* Work required:
Leaving out the pictures, transcribe all of the records faithfully.

* Records provided:
----
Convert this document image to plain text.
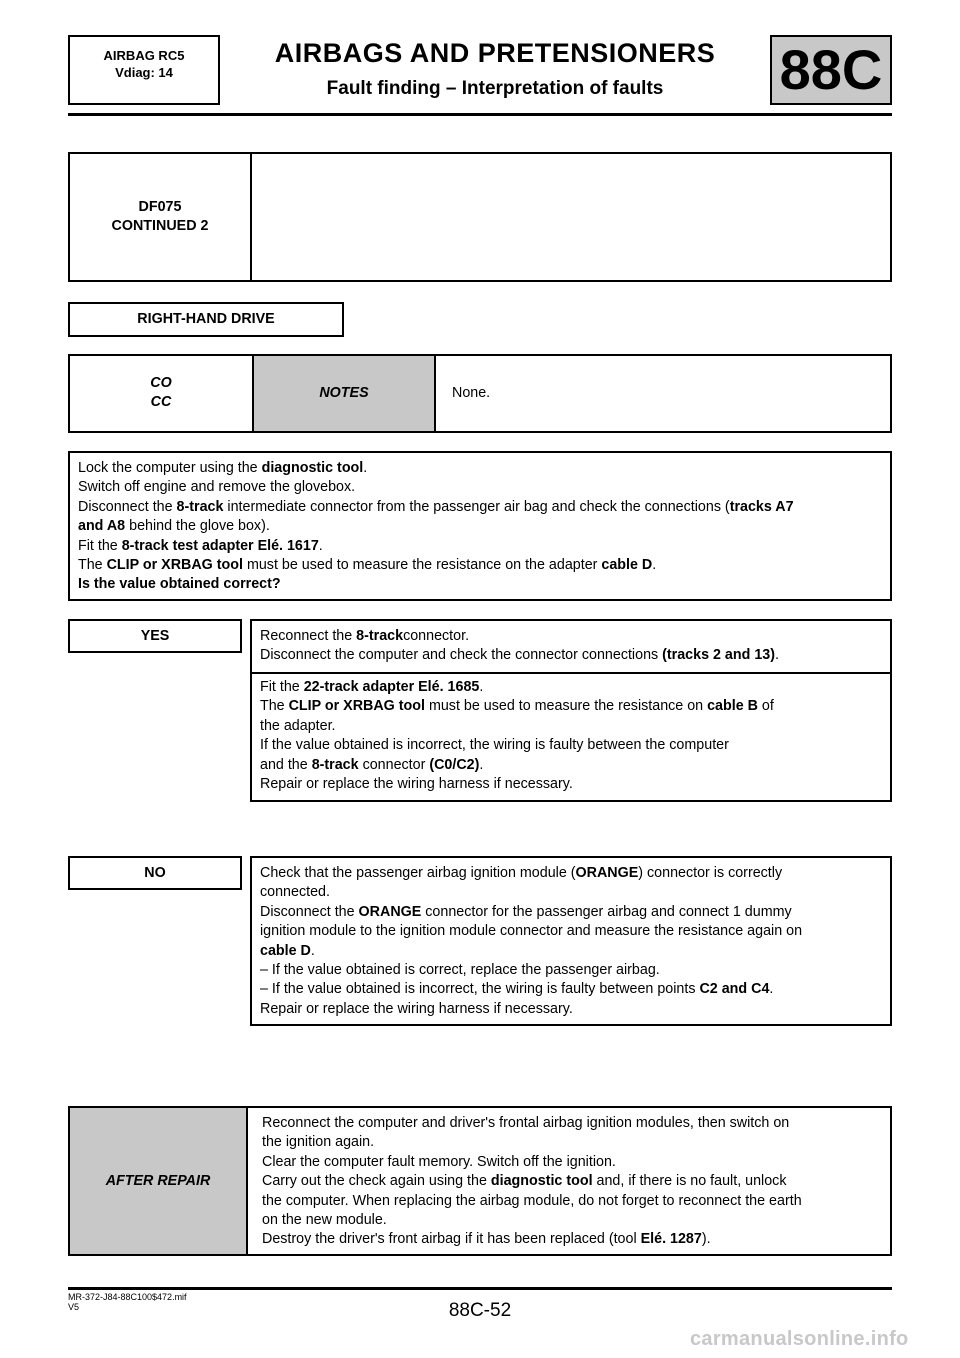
AIRBAG RC5
Vdiag: 14
AIRBAGS AND PRETENSIONERS
Fault finding – Interpretation of faults	88C
DF075
CONTINUED 2
RIGHT-HAND DRIVE
CO
CC
NOTES	None.

Lock the computer using the diagnostic tool.

Switch off engine and remove the glovebox.

Disconnect the 8-track intermediate connector from the passenger air bag and check the connections (tracks A7

and A8 behind the glove box).

Fit the 8-track test adapter Elé. 1617.

The CLIP or XRBAG tool must be used to measure the resistance on the adapter cable D.

Is the value obtained correct?

YES	Reconnect the 8-trackconnector.

Disconnect the computer and check the connector connections (tracks 2 and 13).

Fit the 22-track adapter Elé. 1685.

The CLIP or XRBAG tool must be used to measure the resistance on cable B of

the adapter.

If the value obtained is incorrect, the wiring is faulty between the computer

and the 8-track connector (C0/C2).

Repair or replace the wiring harness if necessary.

NO	Check that the passenger airbag ignition module (ORANGE) connector is correctly

connected.

Disconnect the ORANGE connector for the passenger airbag and connect 1 dummy

ignition module to the ignition module connector and measure the resistance again on

cable D.

– If the value obtained is correct, replace the passenger airbag.

– If the value obtained is incorrect, the wiring is faulty between points C2 and C4.

Repair or replace the wiring harness if necessary.

AFTER REPAIR

Reconnect the computer and driver's frontal airbag ignition modules, then switch on

the ignition again.

Clear the computer fault memory. Switch off the ignition.

Carry out the check again using the diagnostic tool and, if there is no fault, unlock

the computer. When replacing the airbag module, do not forget to reconnect the earth

on the new module.

Destroy the driver's front airbag if it has been replaced (tool Elé. 1287).

MR-372-J84-88C100$472.mif
V5	88C-52
carmanualsonline.info
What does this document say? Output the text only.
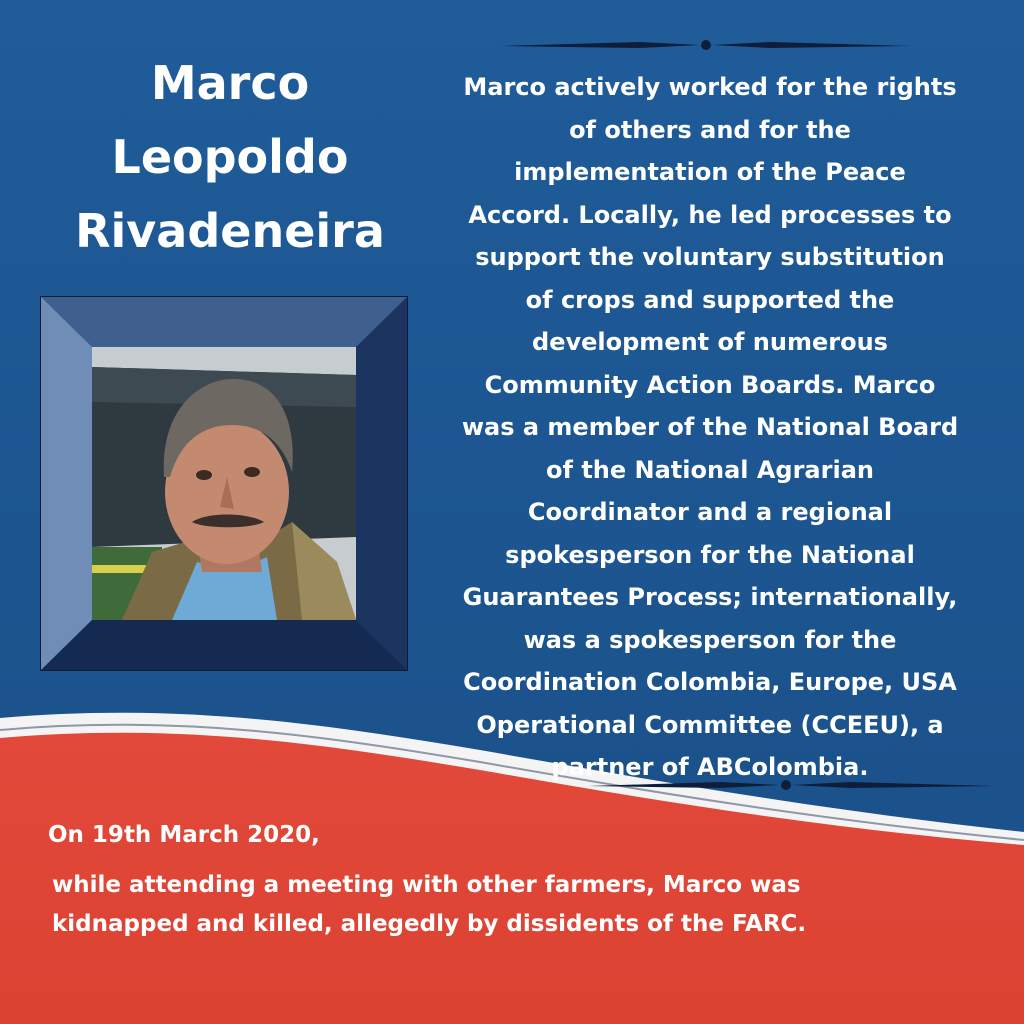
Marco
Leopoldo
Rivadeneira

Marco actively worked for the rights
of others and for the
implementation of the Peace
Accord. Locally, he led processes to
support the voluntary substitution
of crops and supported the
development of numerous
Community Action Boards. Marco
was a member of the National Board
of the National Agrarian
Coordinator and a regional
spokesperson for the National
Guarantees Process; internationally,
was a spokesperson for the
Coordination Colombia, Europe, USA
Operational Committee (CCEEU), a
partner of ABColombia.

On 19th March 2020,

while attending a meeting with other farmers, Marco was
kidnapped and killed, allegedly by dissidents of the FARC.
----
* The result:
Convert this document image to plain text.
AIRBAG RC5
Vdiag: 14
AIRBAGS AND PRETENSIONERS
Fault finding – Interpretation of faults	88C
DF075
CONTINUED 2
RIGHT-HAND DRIVE
CO
CC
NOTES	None.

Lock the computer using the diagnostic tool.

Switch off engine and remove the glovebox.

Disconnect the 8-track intermediate connector from the passenger air bag and check the connections (tracks A7

and A8 behind the glove box).

Fit the 8-track test adapter Elé. 1617.

The CLIP or XRBAG tool must be used to measure the resistance on the adapter cable D.

Is the value obtained correct?

YES	Reconnect the 8-trackconnector.

Disconnect the computer and check the connector connections (tracks 2 and 13).

Fit the 22-track adapter Elé. 1685.

The CLIP or XRBAG tool must be used to measure the resistance on cable B of

the adapter.

If the value obtained is incorrect, the wiring is faulty between the computer

and the 8-track connector (C0/C2).

Repair or replace the wiring harness if necessary.

NO	Check that the passenger airbag ignition module (ORANGE) connector is correctly

connected.

Disconnect the ORANGE connector for the passenger airbag and connect 1 dummy

ignition module to the ignition module connector and measure the resistance again on

cable D.

– If the value obtained is correct, replace the passenger airbag.

– If the value obtained is incorrect, the wiring is faulty between points C2 and C4.

Repair or replace the wiring harness if necessary.

AFTER REPAIR

Reconnect the computer and driver's frontal airbag ignition modules, then switch on

the ignition again.

Clear the computer fault memory. Switch off the ignition.

Carry out the check again using the diagnostic tool and, if there is no fault, unlock

the computer. When replacing the airbag module, do not forget to reconnect the earth

on the new module.

Destroy the driver's front airbag if it has been replaced (tool Elé. 1287).

MR-372-J84-88C100$472.mif
V5	88C-52
carmanualsonline.info
What does this document say? Output the text only.
Marco
Leopoldo
Rivadeneira

Marco actively worked for the rights
of others and for the
implementation of the Peace
Accord. Locally, he led processes to
support the voluntary substitution
of crops and supported the
development of numerous
Community Action Boards. Marco
was a member of the National Board
of the National Agrarian
Coordinator and a regional
spokesperson for the National
Guarantees Process; internationally,
was a spokesperson for the
Coordination Colombia, Europe, USA
Operational Committee (CCEEU), a
partner of ABColombia.

On 19th March 2020,

while attending a meeting with other farmers, Marco was
kidnapped and killed, allegedly by dissidents of the FARC.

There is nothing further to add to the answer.